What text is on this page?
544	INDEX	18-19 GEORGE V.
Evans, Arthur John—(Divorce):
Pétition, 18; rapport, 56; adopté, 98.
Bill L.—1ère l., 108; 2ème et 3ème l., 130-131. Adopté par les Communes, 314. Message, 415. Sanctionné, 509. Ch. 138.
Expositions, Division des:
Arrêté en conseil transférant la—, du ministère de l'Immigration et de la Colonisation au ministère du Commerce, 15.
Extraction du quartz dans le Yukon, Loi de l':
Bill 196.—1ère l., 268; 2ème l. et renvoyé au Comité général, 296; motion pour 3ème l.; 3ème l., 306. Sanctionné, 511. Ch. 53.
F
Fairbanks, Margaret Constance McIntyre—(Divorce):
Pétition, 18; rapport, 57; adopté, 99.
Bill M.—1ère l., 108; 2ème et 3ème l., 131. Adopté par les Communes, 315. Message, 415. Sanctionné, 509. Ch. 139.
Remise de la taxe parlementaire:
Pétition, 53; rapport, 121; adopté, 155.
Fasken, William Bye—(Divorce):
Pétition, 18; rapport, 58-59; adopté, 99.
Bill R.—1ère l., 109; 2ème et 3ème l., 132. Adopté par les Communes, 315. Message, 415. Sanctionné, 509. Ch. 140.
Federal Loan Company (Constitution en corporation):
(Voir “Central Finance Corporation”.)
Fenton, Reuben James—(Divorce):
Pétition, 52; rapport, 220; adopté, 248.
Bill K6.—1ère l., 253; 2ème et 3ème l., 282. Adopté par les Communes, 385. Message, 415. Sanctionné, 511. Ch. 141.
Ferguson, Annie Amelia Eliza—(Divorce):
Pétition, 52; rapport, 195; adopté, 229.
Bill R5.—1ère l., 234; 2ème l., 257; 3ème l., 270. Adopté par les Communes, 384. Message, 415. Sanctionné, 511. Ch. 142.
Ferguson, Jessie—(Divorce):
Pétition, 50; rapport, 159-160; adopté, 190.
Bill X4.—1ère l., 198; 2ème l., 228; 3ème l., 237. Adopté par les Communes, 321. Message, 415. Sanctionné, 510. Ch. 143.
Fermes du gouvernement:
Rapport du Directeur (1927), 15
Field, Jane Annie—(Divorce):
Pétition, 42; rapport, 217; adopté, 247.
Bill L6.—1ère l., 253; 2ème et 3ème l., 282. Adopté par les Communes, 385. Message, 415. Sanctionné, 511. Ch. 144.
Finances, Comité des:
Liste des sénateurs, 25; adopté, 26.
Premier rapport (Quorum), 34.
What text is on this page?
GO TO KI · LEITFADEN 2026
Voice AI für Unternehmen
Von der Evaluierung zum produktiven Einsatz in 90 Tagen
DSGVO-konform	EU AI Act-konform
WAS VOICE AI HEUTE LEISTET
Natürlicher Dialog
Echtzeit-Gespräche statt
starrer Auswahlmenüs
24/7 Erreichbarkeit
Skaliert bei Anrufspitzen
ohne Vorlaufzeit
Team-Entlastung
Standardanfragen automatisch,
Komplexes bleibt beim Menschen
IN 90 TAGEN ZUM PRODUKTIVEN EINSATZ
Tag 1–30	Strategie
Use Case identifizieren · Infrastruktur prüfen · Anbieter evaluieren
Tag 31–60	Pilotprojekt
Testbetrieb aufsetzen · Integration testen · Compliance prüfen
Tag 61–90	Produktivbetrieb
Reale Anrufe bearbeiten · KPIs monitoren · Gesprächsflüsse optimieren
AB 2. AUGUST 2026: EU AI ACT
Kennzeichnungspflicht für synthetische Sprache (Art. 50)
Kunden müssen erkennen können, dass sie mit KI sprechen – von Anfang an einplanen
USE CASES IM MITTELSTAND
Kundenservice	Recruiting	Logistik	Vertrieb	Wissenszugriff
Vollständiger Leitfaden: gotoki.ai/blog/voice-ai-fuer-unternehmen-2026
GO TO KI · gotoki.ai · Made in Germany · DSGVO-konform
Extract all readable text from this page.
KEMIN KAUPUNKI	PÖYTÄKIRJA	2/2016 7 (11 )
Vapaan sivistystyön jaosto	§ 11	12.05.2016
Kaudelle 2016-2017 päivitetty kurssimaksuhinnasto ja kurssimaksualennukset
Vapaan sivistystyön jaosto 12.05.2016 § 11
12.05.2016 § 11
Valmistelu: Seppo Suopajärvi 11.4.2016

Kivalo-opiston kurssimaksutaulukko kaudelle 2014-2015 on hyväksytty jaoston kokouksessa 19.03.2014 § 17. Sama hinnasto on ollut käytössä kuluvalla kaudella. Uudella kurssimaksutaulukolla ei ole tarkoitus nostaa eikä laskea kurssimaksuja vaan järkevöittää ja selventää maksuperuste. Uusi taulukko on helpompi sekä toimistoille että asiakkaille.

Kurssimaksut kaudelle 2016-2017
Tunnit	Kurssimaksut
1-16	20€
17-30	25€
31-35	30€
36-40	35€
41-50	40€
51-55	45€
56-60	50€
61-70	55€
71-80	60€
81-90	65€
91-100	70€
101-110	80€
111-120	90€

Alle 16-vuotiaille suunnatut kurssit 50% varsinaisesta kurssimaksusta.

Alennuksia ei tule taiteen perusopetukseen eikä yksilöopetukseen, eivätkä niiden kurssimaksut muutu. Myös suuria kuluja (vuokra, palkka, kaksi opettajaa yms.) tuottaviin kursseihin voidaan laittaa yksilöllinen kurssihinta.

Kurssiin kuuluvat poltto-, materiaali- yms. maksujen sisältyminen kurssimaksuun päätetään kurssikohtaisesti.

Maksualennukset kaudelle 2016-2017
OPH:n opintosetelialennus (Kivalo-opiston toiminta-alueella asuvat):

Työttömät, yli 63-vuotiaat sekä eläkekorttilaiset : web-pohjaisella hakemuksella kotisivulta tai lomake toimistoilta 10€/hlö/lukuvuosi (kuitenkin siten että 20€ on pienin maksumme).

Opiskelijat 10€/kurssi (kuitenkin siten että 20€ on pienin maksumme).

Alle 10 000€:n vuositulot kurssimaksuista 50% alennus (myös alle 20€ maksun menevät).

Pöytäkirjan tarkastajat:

[WHAT IS BEING ASKED]: Quote all of the entries exactly as they appear.

[WRITTEN SOLUTION]:
What text is on this page?
544	INDEX	18-19 GEORGE V.
Evans, Arthur John—(Divorce):
Pétition, 18; rapport, 56; adopté, 98.
Bill L.—1ère l., 108; 2ème et 3ème l., 130-131. Adopté par les Communes, 314. Message, 415. Sanctionné, 509. Ch. 138.
Expositions, Division des:
Arrêté en conseil transférant la—, du ministère de l'Immigration et de la Colonisation au ministère du Commerce, 15.
Extraction du quartz dans le Yukon, Loi de l':
Bill 196.—1ère l., 268; 2ème l. et renvoyé au Comité général, 296; motion pour 3ème l.; 3ème l., 306. Sanctionné, 511. Ch. 53.
F
Fairbanks, Margaret Constance McIntyre—(Divorce):
Pétition, 18; rapport, 57; adopté, 99.
Bill M.—1ère l., 108; 2ème et 3ème l., 131. Adopté par les Communes, 315. Message, 415. Sanctionné, 509. Ch. 139.
Remise de la taxe parlementaire:
Pétition, 53; rapport, 121; adopté, 155.
Fasken, William Bye—(Divorce):
Pétition, 18; rapport, 58-59; adopté, 99.
Bill R.—1ère l., 109; 2ème et 3ème l., 132. Adopté par les Communes, 315. Message, 415. Sanctionné, 509. Ch. 140.
Federal Loan Company (Constitution en corporation):
(Voir “Central Finance Corporation”.)
Fenton, Reuben James—(Divorce):
Pétition, 52; rapport, 220; adopté, 248.
Bill K6.—1ère l., 253; 2ème et 3ème l., 282. Adopté par les Communes, 385. Message, 415. Sanctionné, 511. Ch. 141.
Ferguson, Annie Amelia Eliza—(Divorce):
Pétition, 52; rapport, 195; adopté, 229.
Bill R5.—1ère l., 234; 2ème l., 257; 3ème l., 270. Adopté par les Communes, 384. Message, 415. Sanctionné, 511. Ch. 142.
Ferguson, Jessie—(Divorce):
Pétition, 50; rapport, 159-160; adopté, 190.
Bill X4.—1ère l., 198; 2ème l., 228; 3ème l., 237. Adopté par les Communes, 321. Message, 415. Sanctionné, 510. Ch. 143.
Fermes du gouvernement:
Rapport du Directeur (1927), 15
Field, Jane Annie—(Divorce):
Pétition, 42; rapport, 217; adopté, 247.
Bill L6.—1ère l., 253; 2ème et 3ème l., 282. Adopté par les Communes, 385. Message, 415. Sanctionné, 511. Ch. 144.
Finances, Comité des:
Liste des sénateurs, 25; adopté, 26.
Premier rapport (Quorum), 34.
What text is on this page?
GO TO KI · LEITFADEN 2026
Voice AI für Unternehmen
Von der Evaluierung zum produktiven Einsatz in 90 Tagen
DSGVO-konform	EU AI Act-konform
WAS VOICE AI HEUTE LEISTET
Natürlicher Dialog
Echtzeit-Gespräche statt
starrer Auswahlmenüs
24/7 Erreichbarkeit
Skaliert bei Anrufspitzen
ohne Vorlaufzeit
Team-Entlastung
Standardanfragen automatisch,
Komplexes bleibt beim Menschen
IN 90 TAGEN ZUM PRODUKTIVEN EINSATZ
Tag 1–30	Strategie
Use Case identifizieren · Infrastruktur prüfen · Anbieter evaluieren
Tag 31–60	Pilotprojekt
Testbetrieb aufsetzen · Integration testen · Compliance prüfen
Tag 61–90	Produktivbetrieb
Reale Anrufe bearbeiten · KPIs monitoren · Gesprächsflüsse optimieren
AB 2. AUGUST 2026: EU AI ACT
Kennzeichnungspflicht für synthetische Sprache (Art. 50)
Kunden müssen erkennen können, dass sie mit KI sprechen – von Anfang an einplanen
USE CASES IM MITTELSTAND
Kundenservice	Recruiting	Logistik	Vertrieb	Wissenszugriff
Vollständiger Leitfaden: gotoki.ai/blog/voice-ai-fuer-unternehmen-2026
GO TO KI · gotoki.ai · Made in Germany · DSGVO-konform
Extract all readable text from this page.
KEMIN KAUPUNKI	PÖYTÄKIRJA	2/2016 7 (11 )
Vapaan sivistystyön jaosto	§ 11	12.05.2016
Kaudelle 2016-2017 päivitetty kurssimaksuhinnasto ja kurssimaksualennukset
Vapaan sivistystyön jaosto 12.05.2016 § 11
12.05.2016 § 11
Valmistelu: Seppo Suopajärvi 11.4.2016

Kivalo-opiston kurssimaksutaulukko kaudelle 2014-2015 on hyväksytty jaoston kokouksessa 19.03.2014 § 17. Sama hinnasto on ollut käytössä kuluvalla kaudella. Uudella kurssimaksutaulukolla ei ole tarkoitus nostaa eikä laskea kurssimaksuja vaan järkevöittää ja selventää maksuperuste. Uusi taulukko on helpompi sekä toimistoille että asiakkaille.

Kurssimaksut kaudelle 2016-2017
Tunnit	Kurssimaksut
1-16	20€
17-30	25€
31-35	30€
36-40	35€
41-50	40€
51-55	45€
56-60	50€
61-70	55€
71-80	60€
81-90	65€
91-100	70€
101-110	80€
111-120	90€

Alle 16-vuotiaille suunnatut kurssit 50% varsinaisesta kurssimaksusta.

Alennuksia ei tule taiteen perusopetukseen eikä yksilöopetukseen, eivätkä niiden kurssimaksut muutu. Myös suuria kuluja (vuokra, palkka, kaksi opettajaa yms.) tuottaviin kursseihin voidaan laittaa yksilöllinen kurssihinta.

Kurssiin kuuluvat poltto-, materiaali- yms. maksujen sisältyminen kurssimaksuun päätetään kurssikohtaisesti.

Maksualennukset kaudelle 2016-2017
OPH:n opintosetelialennus (Kivalo-opiston toiminta-alueella asuvat):

Työttömät, yli 63-vuotiaat sekä eläkekorttilaiset : web-pohjaisella hakemuksella kotisivulta tai lomake toimistoilta 10€/hlö/lukuvuosi (kuitenkin siten että 20€ on pienin maksumme).

Opiskelijat 10€/kurssi (kuitenkin siten että 20€ on pienin maksumme).

Alle 10 000€:n vuositulot kurssimaksuista 50% alennus (myös alle 20€ maksun menevät).

Pöytäkirjan tarkastajat:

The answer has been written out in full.